» WHAT THE TASK REQUIRES
Go through the data and copy every line exactly, but not the images.

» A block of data
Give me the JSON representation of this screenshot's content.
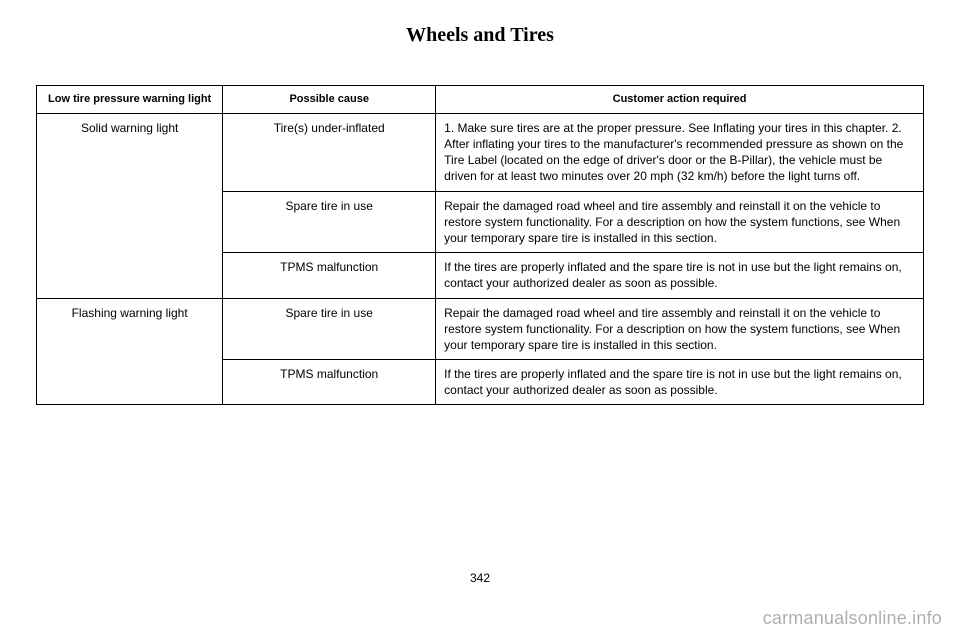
{
  "page": {
    "title": "Wheels and Tires",
    "number": "342",
    "watermark": "carmanualsonline.info"
  },
  "table": {
    "headers": {
      "col_a": "Low tire pressure warning light",
      "col_b": "Possible cause",
      "col_c": "Customer action required"
    },
    "rows": {
      "r0": {
        "a": "Solid warning light",
        "b": "Tire(s) under-inflated",
        "c": "1. Make sure tires are at the proper pressure. See Inflating your tires in this chapter. 2. After inflating your tires to the manufacturer's recommended pressure as shown on the Tire Label (located on the edge of driver's door or the B-Pillar), the vehicle must be driven for at least two minutes over 20 mph (32 km/h) before the light turns off."
      },
      "r1": {
        "b": "Spare tire in use",
        "c": "Repair the damaged road wheel and tire assembly and reinstall it on the vehicle to restore system functionality. For a description on how the system functions, see When your temporary spare tire is installed in this section."
      },
      "r2": {
        "b": "TPMS malfunction",
        "c": "If the tires are properly inflated and the spare tire is not in use but the light remains on, contact your authorized dealer as soon as possible."
      },
      "r3": {
        "a": "Flashing warning light",
        "b": "Spare tire in use",
        "c": "Repair the damaged road wheel and tire assembly and reinstall it on the vehicle to restore system functionality. For a description on how the system functions, see When your temporary spare tire is installed in this section."
      },
      "r4": {
        "b": "TPMS malfunction",
        "c": "If the tires are properly inflated and the spare tire is not in use but the light remains on, contact your authorized dealer as soon as possible."
      }
    }
  }
}
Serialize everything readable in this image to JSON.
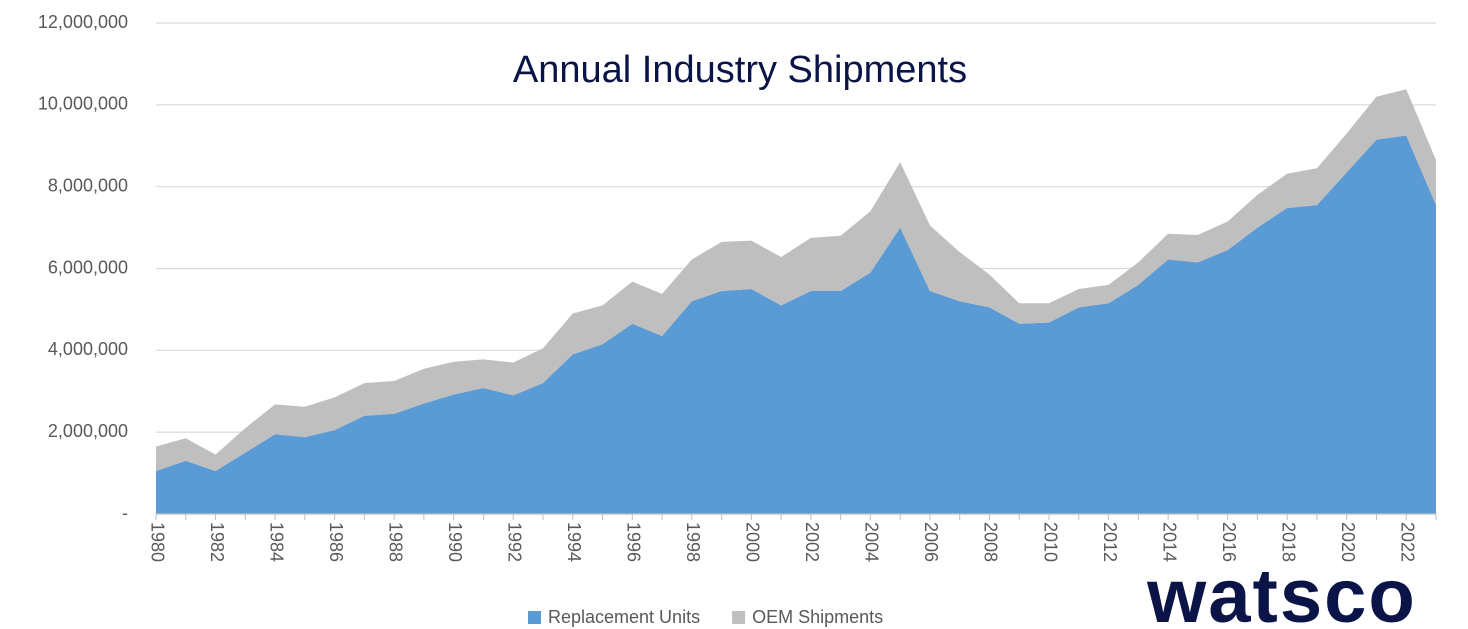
{
  "chart_data": {
    "type": "stacked_area",
    "title": "Annual Industry Shipments",
    "logo": "watsco",
    "categories": [
      "1980",
      null,
      "1982",
      null,
      "1984",
      null,
      "1986",
      null,
      "1988",
      null,
      "1990",
      null,
      "1992",
      null,
      "1994",
      null,
      "1996",
      null,
      "1998",
      null,
      "2000",
      null,
      "2002",
      null,
      "2004",
      null,
      "2006",
      null,
      "2008",
      null,
      "2010",
      null,
      "2012",
      null,
      "2014",
      null,
      "2016",
      null,
      "2018",
      null,
      "2020",
      null,
      "2022",
      null
    ],
    "series": [
      {
        "name": "Replacement Units",
        "color": "#5b9bd5",
        "values": [
          1050000,
          1300000,
          1050000,
          1500000,
          1950000,
          1880000,
          2050000,
          2400000,
          2450000,
          2700000,
          2920000,
          3080000,
          2900000,
          3200000,
          3900000,
          4150000,
          4650000,
          4350000,
          5200000,
          5450000,
          5500000,
          5100000,
          5450000,
          5450000,
          5900000,
          7000000,
          5450000,
          5200000,
          5050000,
          4650000,
          4680000,
          5050000,
          5150000,
          5600000,
          6220000,
          6150000,
          6450000,
          7000000,
          7480000,
          7550000,
          8350000,
          9150000,
          9250000,
          7550000
        ]
      },
      {
        "name": "OEM Shipments",
        "color": "#bfbfbf",
        "values": [
          600000,
          550000,
          400000,
          600000,
          730000,
          740000,
          800000,
          800000,
          800000,
          850000,
          800000,
          700000,
          800000,
          850000,
          1000000,
          950000,
          1030000,
          1030000,
          1020000,
          1200000,
          1180000,
          1180000,
          1300000,
          1350000,
          1500000,
          1600000,
          1600000,
          1200000,
          800000,
          500000,
          470000,
          450000,
          450000,
          550000,
          630000,
          670000,
          700000,
          800000,
          840000,
          900000,
          950000,
          1050000,
          1130000,
          1100000
        ]
      }
    ],
    "ylim": [
      0,
      12000000
    ],
    "yticks": [
      {
        "value": 0,
        "label": "-"
      },
      {
        "value": 2000000,
        "label": "2,000,000"
      },
      {
        "value": 4000000,
        "label": "4,000,000"
      },
      {
        "value": 6000000,
        "label": "6,000,000"
      },
      {
        "value": 8000000,
        "label": "8,000,000"
      },
      {
        "value": 10000000,
        "label": "10,000,000"
      },
      {
        "value": 12000000,
        "label": "12,000,000"
      }
    ],
    "grid": true,
    "legend": "bottom"
  }
}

» ANSWER FOR THE TASK
Give me the JSON representation of this screenshot's content.
{
  "page": {
    "title": "Wheels and Tires",
    "number": "342",
    "watermark": "carmanualsonline.info"
  },
  "table": {
    "headers": {
      "col_a": "Low tire pressure warning light",
      "col_b": "Possible cause",
      "col_c": "Customer action required"
    },
    "rows": {
      "r0": {
        "a": "Solid warning light",
        "b": "Tire(s) under-inflated",
        "c": "1. Make sure tires are at the proper pressure. See Inflating your tires in this chapter. 2. After inflating your tires to the manufacturer's recommended pressure as shown on the Tire Label (located on the edge of driver's door or the B-Pillar), the vehicle must be driven for at least two minutes over 20 mph (32 km/h) before the light turns off."
      },
      "r1": {
        "b": "Spare tire in use",
        "c": "Repair the damaged road wheel and tire assembly and reinstall it on the vehicle to restore system functionality. For a description on how the system functions, see When your temporary spare tire is installed in this section."
      },
      "r2": {
        "b": "TPMS malfunction",
        "c": "If the tires are properly inflated and the spare tire is not in use but the light remains on, contact your authorized dealer as soon as possible."
      },
      "r3": {
        "a": "Flashing warning light",
        "b": "Spare tire in use",
        "c": "Repair the damaged road wheel and tire assembly and reinstall it on the vehicle to restore system functionality. For a description on how the system functions, see When your temporary spare tire is installed in this section."
      },
      "r4": {
        "b": "TPMS malfunction",
        "c": "If the tires are properly inflated and the spare tire is not in use but the light remains on, contact your authorized dealer as soon as possible."
      }
    }
  }
}
Serialize everything readable in this image to JSON.
{
  "chart_data": {
    "type": "stacked_area",
    "title": "Annual Industry Shipments",
    "logo": "watsco",
    "categories": [
      "1980",
      null,
      "1982",
      null,
      "1984",
      null,
      "1986",
      null,
      "1988",
      null,
      "1990",
      null,
      "1992",
      null,
      "1994",
      null,
      "1996",
      null,
      "1998",
      null,
      "2000",
      null,
      "2002",
      null,
      "2004",
      null,
      "2006",
      null,
      "2008",
      null,
      "2010",
      null,
      "2012",
      null,
      "2014",
      null,
      "2016",
      null,
      "2018",
      null,
      "2020",
      null,
      "2022",
      null
    ],
    "series": [
      {
        "name": "Replacement Units",
        "color": "#5b9bd5",
        "values": [
          1050000,
          1300000,
          1050000,
          1500000,
          1950000,
          1880000,
          2050000,
          2400000,
          2450000,
          2700000,
          2920000,
          3080000,
          2900000,
          3200000,
          3900000,
          4150000,
          4650000,
          4350000,
          5200000,
          5450000,
          5500000,
          5100000,
          5450000,
          5450000,
          5900000,
          7000000,
          5450000,
          5200000,
          5050000,
          4650000,
          4680000,
          5050000,
          5150000,
          5600000,
          6220000,
          6150000,
          6450000,
          7000000,
          7480000,
          7550000,
          8350000,
          9150000,
          9250000,
          7550000
        ]
      },
      {
        "name": "OEM Shipments",
        "color": "#bfbfbf",
        "values": [
          600000,
          550000,
          400000,
          600000,
          730000,
          740000,
          800000,
          800000,
          800000,
          850000,
          800000,
          700000,
          800000,
          850000,
          1000000,
          950000,
          1030000,
          1030000,
          1020000,
          1200000,
          1180000,
          1180000,
          1300000,
          1350000,
          1500000,
          1600000,
          1600000,
          1200000,
          800000,
          500000,
          470000,
          450000,
          450000,
          550000,
          630000,
          670000,
          700000,
          800000,
          840000,
          900000,
          950000,
          1050000,
          1130000,
          1100000
        ]
      }
    ],
    "ylim": [
      0,
      12000000
    ],
    "yticks": [
      {
        "value": 0,
        "label": "-"
      },
      {
        "value": 2000000,
        "label": "2,000,000"
      },
      {
        "value": 4000000,
        "label": "4,000,000"
      },
      {
        "value": 6000000,
        "label": "6,000,000"
      },
      {
        "value": 8000000,
        "label": "8,000,000"
      },
      {
        "value": 10000000,
        "label": "10,000,000"
      },
      {
        "value": 12000000,
        "label": "12,000,000"
      }
    ],
    "grid": true,
    "legend": "bottom"
  }
}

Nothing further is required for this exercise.